# START OF PASSAGE PROVIDED

Okay, welcome to another amazing episode of Pops and Son Conversations. And guess what, ladies and gentlemen, it's a solo act today. It is just me, your favorite soul fox, rob Malloy, doing a solo job. Look, it's still Men's Health Awareness Month. I gave my son the day off and I wanted actually to have an opportunity to speak to him. Other fathers, other sons, other brothers out there, and I wanted to send a message out today. This episode is personal. There's no guests, no extra voices. It's just me and you, son, of course, in spirit. All right. So, look, this message today is for the ones out there.

Speaker 1:

You may feel like you've been left to figure it all out alone. You know the ones that's out here suffering in silence, you know, walking around with a smile but carrying the weight of the world on your back. If you ever looked in the mirror and asked yourself, you know, am I doing a good job? Am I enough doing a good job? Am I enough? If you've ever, you know, just laid there awake at night, wondering, you know, why am I still stuck? Why aren't I reaching my goals? You know it can be tough out there, I understand. So you may be feeling unseen, unheard or just unsure. So I want you to sit with me for a minute, because I've been exactly where you are. Now I can't say precisely where you are, because we all have our own unique journey, but what I can say is I've battled the silence, I've wrestled with some issues, personal doubt. You know I've walked a lot of roads without direction, even at a young young age.

Speaker 1:

So I want to talk to you guys today, not as a critic, but as a man who sees you Not as a preacher, but a father, a brother, a coach, someone who knows what it's like to carry questions with nobody to answer or nobody to ask. So, look, you don't need perfection to become a man. What you do need is you need presence, you need patience and, as you know, I strongly feel, you need purpose. So lean in on this one. This one's for you All. Right Again, look, nobody has all the right answers. These are my personal opinions. This is my perspective as a dad, as a brother, as a man, someone who was a husband, brother, you know, as a man, someone who was a husband, you know, as a coach, a mentor, a mentee. I've been on all sides of it. So let's do this.

Speaker 1:

You know I decided to give a title for this particular episode, and I want this to be something for the sons out there, so I labeled it. I titled it Dear Son, you're not lost, you're just becoming. Yeah, that was fly right, all right. So look, let's talk about what it means to become, because truth is, most young men aren't lost, they're just not given room to grow. Aren't lost, they're just not given room to grow.

# END OF PASSAGE PROVIDED
# START OF DATA BLOCK

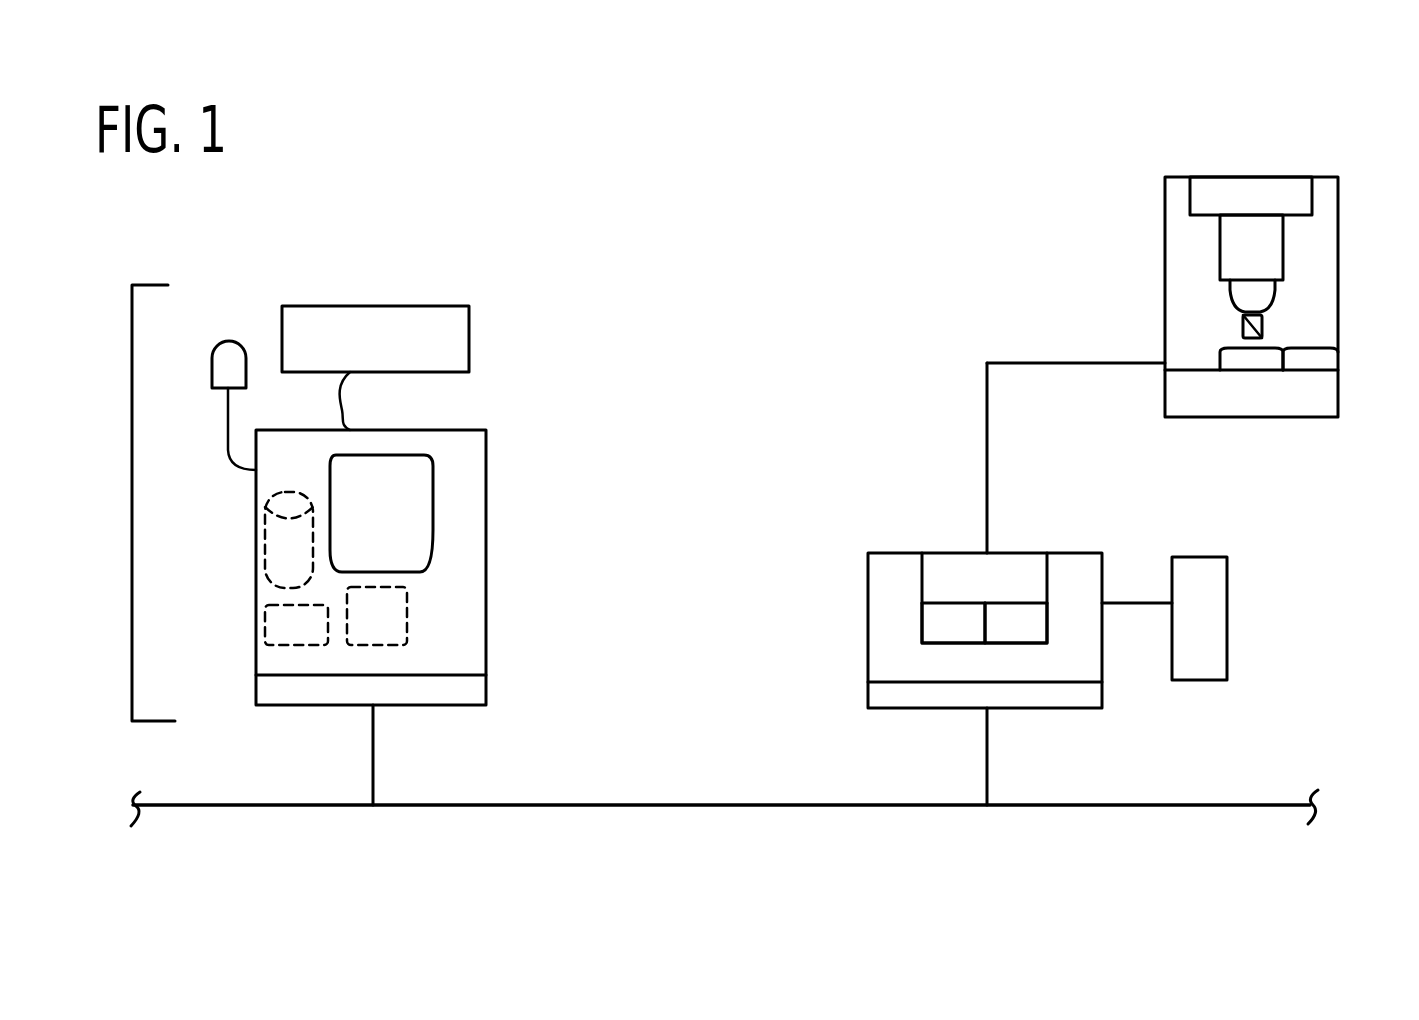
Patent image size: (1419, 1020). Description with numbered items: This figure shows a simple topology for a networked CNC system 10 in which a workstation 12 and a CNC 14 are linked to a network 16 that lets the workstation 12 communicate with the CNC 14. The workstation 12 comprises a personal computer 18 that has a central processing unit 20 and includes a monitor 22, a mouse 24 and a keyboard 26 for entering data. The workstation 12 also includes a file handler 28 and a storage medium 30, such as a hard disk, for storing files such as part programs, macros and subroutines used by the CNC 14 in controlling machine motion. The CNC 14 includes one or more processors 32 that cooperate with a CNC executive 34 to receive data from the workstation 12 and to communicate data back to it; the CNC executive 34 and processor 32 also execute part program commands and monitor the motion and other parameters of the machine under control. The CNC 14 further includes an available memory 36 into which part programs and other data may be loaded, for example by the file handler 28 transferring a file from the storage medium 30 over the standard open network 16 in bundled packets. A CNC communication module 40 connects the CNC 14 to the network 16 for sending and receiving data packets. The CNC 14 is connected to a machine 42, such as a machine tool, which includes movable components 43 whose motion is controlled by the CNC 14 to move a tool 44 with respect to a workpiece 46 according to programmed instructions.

# END OF DATA BLOCK

SHORT TASK:
Say whether each statement agrees with the podcast transcript, answering yes or no and quoting the deciding words of the transcript: 1. The speaker's son appears with him on this episode. 2. The episode takes place during Men's Health Awareness Month. 3. The speaker says a man must be perfect to become a man. The material shown above is separate from the podcast transcript.

OUTPUT:
1. No: "I gave my son the day off"
2. Yes: "it's still Men's Health Awareness Month"
3. No: "you don't need perfection to become a man"